[Input records]:
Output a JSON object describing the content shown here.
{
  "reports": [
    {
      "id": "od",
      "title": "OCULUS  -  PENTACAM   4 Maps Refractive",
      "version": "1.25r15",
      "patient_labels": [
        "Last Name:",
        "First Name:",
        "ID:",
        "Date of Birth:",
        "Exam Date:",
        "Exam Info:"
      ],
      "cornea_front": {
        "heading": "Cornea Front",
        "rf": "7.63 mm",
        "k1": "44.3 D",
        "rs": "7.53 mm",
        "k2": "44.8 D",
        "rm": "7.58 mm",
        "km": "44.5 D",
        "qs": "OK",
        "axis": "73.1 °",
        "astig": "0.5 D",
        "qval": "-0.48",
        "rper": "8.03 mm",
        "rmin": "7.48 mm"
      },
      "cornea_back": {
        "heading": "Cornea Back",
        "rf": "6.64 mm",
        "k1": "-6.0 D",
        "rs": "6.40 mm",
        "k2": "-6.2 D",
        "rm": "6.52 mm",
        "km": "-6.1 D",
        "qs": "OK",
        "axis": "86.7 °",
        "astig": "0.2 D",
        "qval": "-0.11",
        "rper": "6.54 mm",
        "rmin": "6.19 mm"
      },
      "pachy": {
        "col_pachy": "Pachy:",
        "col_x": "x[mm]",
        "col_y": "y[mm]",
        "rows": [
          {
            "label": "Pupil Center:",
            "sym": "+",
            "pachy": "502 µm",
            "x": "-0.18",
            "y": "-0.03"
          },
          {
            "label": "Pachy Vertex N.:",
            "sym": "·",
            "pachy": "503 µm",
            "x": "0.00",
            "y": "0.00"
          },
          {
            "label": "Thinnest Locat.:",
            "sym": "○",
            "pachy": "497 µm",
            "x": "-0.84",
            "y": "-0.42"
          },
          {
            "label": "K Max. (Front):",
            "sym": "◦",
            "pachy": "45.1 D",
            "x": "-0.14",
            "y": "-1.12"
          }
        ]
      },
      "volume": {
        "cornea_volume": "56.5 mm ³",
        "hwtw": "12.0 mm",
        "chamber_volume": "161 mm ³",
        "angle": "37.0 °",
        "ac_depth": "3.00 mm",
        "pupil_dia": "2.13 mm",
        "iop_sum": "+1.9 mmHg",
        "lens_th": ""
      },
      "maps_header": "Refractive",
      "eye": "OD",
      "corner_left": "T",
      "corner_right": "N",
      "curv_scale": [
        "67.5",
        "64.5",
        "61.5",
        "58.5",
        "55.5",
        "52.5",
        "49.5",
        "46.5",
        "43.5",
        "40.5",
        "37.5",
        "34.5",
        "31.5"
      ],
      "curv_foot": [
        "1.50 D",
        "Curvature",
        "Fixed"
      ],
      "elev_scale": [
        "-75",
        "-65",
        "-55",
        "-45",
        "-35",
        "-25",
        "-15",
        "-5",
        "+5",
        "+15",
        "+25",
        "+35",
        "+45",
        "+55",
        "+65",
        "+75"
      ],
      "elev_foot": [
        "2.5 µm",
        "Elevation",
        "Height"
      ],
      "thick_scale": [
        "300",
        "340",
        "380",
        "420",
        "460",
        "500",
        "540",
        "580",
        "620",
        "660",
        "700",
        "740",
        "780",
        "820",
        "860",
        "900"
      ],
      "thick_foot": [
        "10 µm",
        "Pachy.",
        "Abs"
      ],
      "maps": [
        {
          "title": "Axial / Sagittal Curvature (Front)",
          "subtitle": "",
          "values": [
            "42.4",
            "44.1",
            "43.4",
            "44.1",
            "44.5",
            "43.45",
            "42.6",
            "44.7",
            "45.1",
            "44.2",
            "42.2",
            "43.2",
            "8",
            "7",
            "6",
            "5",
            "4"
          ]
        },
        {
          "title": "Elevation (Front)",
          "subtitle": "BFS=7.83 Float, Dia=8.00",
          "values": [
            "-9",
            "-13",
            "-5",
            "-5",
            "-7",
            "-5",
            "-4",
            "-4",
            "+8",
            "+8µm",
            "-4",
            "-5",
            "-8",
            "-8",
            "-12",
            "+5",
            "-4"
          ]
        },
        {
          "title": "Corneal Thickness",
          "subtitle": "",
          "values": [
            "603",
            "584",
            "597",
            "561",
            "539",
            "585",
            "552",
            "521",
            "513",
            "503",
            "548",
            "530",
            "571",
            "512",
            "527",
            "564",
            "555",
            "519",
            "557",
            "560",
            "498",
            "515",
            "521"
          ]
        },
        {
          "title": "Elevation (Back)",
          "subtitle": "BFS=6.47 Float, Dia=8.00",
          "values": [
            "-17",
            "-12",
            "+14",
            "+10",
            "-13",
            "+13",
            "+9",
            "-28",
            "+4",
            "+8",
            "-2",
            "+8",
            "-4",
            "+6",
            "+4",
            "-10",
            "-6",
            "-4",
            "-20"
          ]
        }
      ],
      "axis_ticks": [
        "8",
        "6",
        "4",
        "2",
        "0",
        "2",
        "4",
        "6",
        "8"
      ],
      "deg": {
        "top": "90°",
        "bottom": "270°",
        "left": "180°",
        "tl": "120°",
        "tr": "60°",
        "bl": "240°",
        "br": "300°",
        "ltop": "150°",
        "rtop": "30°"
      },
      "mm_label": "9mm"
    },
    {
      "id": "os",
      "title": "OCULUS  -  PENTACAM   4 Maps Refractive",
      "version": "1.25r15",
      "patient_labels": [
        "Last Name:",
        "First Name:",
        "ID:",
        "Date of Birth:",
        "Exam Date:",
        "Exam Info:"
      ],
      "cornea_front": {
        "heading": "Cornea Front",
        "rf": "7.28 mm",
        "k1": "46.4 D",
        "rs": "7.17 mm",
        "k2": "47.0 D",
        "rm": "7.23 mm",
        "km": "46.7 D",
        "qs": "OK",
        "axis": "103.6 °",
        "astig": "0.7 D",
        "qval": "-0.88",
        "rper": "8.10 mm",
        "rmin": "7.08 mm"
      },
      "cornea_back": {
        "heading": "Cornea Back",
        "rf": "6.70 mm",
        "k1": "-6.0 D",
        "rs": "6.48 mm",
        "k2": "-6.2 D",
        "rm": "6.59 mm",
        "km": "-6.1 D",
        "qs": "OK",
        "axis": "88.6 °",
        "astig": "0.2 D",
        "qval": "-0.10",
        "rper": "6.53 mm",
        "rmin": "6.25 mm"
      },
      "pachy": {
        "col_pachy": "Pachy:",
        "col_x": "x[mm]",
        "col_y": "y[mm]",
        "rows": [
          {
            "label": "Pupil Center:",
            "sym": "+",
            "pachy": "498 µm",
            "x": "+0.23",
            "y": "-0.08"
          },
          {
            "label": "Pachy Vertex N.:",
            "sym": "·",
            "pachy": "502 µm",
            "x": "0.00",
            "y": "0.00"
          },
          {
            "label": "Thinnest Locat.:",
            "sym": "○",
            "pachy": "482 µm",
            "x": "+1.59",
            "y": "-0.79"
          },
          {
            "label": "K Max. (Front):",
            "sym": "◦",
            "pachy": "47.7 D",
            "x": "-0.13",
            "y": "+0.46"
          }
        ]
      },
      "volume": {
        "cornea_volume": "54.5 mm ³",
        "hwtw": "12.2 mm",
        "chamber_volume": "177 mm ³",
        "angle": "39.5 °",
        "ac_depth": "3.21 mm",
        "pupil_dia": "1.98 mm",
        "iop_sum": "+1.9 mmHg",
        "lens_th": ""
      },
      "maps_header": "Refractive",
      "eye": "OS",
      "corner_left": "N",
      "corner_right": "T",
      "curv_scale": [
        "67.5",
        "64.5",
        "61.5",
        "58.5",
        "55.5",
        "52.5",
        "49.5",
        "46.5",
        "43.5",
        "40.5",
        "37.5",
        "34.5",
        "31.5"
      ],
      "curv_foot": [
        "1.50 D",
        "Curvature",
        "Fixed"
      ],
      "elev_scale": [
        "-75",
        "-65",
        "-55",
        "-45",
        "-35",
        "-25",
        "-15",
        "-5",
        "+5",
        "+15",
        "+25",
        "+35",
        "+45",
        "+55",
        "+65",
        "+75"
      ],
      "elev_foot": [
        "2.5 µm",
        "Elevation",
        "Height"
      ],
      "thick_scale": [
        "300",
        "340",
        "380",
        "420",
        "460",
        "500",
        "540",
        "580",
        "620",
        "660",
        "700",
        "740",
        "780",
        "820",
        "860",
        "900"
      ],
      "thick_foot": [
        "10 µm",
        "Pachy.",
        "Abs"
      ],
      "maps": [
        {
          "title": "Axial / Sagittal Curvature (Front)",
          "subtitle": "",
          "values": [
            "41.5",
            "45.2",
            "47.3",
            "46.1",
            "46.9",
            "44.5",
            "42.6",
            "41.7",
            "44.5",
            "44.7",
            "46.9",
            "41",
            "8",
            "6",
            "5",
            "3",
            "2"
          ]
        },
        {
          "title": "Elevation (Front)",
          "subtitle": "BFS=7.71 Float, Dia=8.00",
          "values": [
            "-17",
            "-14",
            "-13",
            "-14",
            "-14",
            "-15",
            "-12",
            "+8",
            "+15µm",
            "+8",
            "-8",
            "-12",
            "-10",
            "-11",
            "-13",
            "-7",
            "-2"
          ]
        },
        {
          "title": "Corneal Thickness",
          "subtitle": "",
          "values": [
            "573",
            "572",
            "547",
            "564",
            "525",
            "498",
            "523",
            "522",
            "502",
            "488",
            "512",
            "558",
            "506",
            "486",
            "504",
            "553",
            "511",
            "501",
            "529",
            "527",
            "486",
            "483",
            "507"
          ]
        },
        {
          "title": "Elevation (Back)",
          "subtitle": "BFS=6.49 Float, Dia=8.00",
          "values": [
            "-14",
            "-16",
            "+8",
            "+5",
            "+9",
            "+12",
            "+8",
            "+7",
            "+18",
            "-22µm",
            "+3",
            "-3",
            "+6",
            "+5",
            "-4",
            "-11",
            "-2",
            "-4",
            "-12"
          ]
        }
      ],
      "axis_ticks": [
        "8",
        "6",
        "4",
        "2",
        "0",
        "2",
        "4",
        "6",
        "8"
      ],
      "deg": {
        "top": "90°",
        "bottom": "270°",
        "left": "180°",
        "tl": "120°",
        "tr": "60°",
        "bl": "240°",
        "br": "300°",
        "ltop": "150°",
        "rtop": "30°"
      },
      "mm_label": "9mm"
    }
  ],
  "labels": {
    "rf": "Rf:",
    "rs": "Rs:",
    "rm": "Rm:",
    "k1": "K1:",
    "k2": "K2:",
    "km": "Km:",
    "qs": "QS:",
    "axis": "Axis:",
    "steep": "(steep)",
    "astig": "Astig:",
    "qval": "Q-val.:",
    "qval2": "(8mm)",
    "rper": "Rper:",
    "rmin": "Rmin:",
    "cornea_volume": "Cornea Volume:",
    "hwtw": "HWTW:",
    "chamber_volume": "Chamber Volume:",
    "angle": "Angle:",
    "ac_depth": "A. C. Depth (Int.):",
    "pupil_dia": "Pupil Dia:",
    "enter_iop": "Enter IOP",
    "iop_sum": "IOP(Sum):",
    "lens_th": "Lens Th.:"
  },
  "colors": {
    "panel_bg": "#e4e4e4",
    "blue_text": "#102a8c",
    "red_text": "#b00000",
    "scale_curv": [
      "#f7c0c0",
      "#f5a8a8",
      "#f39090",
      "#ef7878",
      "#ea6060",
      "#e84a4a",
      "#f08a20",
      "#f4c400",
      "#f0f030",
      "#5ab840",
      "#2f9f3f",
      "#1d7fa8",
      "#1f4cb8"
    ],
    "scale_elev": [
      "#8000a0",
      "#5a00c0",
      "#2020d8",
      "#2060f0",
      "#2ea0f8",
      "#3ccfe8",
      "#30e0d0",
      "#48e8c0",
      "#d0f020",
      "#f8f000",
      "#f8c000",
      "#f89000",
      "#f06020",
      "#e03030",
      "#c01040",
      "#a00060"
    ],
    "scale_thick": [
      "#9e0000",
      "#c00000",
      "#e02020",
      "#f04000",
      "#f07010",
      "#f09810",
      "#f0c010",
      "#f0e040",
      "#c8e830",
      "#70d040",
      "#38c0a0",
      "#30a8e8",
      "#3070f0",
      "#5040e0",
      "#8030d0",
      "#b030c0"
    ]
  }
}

[What is needed]:
Where a line in the entries holds "astig", copy that line.

[The response]:
        "astig": "0.5 D",
        "astig": "0.2 D",
        "astig": "0.7 D",
        "astig": "0.2 D",
    "astig": "Astig:",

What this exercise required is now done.